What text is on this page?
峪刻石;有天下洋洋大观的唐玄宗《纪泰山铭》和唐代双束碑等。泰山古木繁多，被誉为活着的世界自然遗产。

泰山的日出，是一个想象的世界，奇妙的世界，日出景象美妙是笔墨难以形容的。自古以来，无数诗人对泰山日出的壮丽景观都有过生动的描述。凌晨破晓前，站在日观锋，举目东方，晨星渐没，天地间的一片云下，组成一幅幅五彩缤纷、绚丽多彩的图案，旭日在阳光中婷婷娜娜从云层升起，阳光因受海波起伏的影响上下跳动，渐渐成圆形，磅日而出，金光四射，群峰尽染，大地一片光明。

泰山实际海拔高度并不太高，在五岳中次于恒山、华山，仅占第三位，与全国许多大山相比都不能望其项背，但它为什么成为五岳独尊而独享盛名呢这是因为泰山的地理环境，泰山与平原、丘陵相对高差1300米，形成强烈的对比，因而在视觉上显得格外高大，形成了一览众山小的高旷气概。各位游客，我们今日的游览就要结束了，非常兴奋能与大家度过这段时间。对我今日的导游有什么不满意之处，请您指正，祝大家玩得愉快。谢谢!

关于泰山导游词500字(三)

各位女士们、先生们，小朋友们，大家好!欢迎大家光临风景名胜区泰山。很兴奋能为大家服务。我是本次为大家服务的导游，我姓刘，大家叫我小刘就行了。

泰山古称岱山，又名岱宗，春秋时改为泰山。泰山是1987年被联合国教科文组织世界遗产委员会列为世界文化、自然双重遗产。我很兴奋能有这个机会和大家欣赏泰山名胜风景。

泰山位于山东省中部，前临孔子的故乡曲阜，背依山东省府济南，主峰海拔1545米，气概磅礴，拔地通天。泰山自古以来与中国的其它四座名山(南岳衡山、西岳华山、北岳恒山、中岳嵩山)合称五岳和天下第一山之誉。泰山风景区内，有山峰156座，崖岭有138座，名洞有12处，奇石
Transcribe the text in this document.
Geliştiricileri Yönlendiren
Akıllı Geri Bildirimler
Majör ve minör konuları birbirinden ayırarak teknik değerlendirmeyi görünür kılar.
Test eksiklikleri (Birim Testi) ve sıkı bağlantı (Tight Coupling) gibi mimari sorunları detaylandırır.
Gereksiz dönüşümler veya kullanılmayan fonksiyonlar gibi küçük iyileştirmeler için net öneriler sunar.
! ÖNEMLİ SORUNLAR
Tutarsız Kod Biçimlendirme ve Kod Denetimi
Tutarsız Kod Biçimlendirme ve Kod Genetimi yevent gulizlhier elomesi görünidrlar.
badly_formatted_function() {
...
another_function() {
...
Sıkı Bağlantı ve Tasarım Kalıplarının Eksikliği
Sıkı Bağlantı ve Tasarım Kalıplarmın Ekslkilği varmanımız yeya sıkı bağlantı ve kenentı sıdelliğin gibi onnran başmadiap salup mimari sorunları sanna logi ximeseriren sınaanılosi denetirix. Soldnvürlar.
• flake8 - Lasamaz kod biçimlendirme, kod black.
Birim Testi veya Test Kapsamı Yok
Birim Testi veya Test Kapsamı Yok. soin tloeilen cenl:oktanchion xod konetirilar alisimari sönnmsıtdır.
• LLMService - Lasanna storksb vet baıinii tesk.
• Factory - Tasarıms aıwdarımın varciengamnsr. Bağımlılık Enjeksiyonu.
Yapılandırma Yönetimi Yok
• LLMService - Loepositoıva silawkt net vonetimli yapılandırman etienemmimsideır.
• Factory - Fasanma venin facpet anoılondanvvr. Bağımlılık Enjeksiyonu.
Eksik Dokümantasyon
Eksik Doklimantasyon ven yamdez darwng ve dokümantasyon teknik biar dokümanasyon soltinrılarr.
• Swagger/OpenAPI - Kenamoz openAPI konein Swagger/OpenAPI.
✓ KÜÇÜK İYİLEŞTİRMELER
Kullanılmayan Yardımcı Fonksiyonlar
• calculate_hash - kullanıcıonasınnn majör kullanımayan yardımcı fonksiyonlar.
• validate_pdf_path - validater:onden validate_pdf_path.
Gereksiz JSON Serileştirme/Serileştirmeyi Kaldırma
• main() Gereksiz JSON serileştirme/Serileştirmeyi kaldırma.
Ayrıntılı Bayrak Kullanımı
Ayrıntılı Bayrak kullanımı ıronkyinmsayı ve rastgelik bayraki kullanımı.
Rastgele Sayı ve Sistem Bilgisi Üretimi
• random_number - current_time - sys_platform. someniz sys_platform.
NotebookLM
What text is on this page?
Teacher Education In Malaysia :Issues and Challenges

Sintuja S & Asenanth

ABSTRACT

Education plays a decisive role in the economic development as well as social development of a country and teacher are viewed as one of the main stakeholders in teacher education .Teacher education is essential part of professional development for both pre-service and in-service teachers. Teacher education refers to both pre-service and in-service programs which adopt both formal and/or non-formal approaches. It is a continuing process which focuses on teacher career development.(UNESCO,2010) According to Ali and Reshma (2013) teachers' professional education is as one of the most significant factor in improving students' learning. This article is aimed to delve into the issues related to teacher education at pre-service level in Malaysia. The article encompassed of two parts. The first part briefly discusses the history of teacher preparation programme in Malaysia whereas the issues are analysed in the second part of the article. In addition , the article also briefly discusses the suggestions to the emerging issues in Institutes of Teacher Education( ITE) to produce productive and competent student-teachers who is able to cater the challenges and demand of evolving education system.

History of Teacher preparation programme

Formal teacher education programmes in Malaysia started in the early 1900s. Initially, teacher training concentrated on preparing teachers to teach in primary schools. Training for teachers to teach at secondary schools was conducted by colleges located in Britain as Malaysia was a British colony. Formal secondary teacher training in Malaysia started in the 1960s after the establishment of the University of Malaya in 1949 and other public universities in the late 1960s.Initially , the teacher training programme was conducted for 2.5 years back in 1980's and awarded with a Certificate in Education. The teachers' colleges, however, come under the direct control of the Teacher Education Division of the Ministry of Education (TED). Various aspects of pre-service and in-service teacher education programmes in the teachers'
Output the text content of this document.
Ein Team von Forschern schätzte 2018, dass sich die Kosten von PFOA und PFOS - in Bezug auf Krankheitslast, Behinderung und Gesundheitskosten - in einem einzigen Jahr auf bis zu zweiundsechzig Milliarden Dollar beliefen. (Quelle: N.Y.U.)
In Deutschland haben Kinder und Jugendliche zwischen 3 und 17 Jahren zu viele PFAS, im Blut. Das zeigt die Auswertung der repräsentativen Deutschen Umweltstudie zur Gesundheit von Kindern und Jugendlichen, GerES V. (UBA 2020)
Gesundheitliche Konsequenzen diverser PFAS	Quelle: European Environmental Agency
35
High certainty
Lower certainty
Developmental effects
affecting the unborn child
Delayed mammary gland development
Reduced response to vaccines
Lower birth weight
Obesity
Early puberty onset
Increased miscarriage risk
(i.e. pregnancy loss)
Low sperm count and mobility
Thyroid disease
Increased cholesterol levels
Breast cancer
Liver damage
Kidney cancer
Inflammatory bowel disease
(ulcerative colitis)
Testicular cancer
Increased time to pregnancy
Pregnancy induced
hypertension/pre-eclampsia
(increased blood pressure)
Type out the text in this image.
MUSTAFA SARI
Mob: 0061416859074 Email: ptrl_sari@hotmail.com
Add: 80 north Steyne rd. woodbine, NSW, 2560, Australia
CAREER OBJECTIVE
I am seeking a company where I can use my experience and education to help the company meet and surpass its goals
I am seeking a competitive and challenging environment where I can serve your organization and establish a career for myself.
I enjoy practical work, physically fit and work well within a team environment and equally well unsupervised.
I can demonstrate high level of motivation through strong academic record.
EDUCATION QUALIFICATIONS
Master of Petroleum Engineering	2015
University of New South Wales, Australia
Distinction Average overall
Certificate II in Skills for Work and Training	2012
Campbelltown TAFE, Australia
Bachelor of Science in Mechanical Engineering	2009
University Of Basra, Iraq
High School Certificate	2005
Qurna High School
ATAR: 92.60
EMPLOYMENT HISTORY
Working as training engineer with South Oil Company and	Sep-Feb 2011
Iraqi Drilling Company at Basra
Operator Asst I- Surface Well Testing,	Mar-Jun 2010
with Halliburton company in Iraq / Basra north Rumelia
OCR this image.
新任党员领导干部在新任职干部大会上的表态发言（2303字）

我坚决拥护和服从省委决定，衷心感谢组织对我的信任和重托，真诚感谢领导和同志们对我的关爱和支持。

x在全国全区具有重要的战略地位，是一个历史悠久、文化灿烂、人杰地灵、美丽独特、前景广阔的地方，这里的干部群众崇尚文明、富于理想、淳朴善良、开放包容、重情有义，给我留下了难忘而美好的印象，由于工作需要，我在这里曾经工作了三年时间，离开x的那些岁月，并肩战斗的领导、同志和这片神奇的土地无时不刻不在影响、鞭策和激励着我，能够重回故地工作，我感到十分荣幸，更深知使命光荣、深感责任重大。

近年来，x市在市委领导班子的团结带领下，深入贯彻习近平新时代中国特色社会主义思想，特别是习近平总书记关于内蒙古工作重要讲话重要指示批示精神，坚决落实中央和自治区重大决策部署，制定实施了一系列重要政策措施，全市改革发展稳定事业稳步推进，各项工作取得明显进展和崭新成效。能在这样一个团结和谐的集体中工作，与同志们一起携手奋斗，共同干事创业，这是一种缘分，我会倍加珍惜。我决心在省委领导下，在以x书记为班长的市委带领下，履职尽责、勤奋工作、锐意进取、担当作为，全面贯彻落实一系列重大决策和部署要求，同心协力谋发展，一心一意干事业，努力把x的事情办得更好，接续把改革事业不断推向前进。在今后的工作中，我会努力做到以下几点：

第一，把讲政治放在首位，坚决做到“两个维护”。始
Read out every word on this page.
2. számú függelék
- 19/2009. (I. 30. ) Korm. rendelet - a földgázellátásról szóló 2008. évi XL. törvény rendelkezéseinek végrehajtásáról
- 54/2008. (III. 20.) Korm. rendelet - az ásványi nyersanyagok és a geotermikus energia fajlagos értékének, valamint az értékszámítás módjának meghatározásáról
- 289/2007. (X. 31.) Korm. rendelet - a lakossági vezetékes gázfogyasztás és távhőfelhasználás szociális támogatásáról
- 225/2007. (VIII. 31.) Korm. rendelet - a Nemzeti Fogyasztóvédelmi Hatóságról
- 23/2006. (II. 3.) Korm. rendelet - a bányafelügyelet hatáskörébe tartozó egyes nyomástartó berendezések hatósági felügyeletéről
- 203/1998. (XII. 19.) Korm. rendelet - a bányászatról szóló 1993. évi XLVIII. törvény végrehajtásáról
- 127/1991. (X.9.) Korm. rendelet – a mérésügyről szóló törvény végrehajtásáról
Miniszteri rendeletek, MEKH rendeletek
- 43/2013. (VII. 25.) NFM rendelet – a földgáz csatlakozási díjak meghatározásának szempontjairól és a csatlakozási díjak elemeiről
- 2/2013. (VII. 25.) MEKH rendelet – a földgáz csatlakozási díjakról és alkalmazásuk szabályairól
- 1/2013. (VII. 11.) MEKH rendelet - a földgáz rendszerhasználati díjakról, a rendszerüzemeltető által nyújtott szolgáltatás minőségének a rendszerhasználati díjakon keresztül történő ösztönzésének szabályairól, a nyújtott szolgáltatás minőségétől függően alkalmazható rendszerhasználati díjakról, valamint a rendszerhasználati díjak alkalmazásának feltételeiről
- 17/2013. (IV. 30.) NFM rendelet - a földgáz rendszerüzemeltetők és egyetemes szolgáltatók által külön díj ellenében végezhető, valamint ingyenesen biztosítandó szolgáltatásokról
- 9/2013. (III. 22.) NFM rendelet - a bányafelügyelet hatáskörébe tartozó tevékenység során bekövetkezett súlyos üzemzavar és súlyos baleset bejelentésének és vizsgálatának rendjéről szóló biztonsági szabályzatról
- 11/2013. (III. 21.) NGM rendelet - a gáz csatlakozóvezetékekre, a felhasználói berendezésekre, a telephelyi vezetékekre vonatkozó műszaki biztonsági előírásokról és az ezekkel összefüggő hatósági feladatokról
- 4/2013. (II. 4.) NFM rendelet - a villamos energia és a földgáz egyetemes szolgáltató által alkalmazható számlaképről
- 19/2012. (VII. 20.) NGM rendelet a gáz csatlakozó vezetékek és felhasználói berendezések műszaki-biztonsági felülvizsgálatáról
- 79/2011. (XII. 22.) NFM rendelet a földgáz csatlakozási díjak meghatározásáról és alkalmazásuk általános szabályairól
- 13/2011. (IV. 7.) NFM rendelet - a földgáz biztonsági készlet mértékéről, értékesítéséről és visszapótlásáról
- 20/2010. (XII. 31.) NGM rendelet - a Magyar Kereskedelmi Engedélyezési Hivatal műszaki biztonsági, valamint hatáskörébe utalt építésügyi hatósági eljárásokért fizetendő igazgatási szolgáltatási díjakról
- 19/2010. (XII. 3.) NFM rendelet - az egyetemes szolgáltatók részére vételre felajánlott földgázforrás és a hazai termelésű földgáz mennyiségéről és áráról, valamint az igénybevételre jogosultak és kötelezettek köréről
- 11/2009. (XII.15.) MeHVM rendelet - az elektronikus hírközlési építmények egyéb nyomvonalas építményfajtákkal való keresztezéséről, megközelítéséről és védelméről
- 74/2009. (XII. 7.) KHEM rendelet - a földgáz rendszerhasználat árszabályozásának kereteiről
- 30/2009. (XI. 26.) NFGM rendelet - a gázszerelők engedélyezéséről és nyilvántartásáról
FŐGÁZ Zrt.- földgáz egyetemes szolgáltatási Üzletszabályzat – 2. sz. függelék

━━━━━━━━━━━━━━━━

→ DIRECTIONS:
List each line holding the string "csatlakozási".

→ REPLY TO THE TASK:
- 43/2013. (VII. 25.) NFM rendelet – a földgáz csatlakozási díjak meghatározásának szempontjairól és a csatlakozási díjak elemeiről
- 2/2013. (VII. 25.) MEKH rendelet – a földgáz csatlakozási díjakról és alkalmazásuk szabályairól
- 79/2011. (XII. 22.) NFM rendelet a földgáz csatlakozási díjak meghatározásáról és alkalmazásuk általános szabályairól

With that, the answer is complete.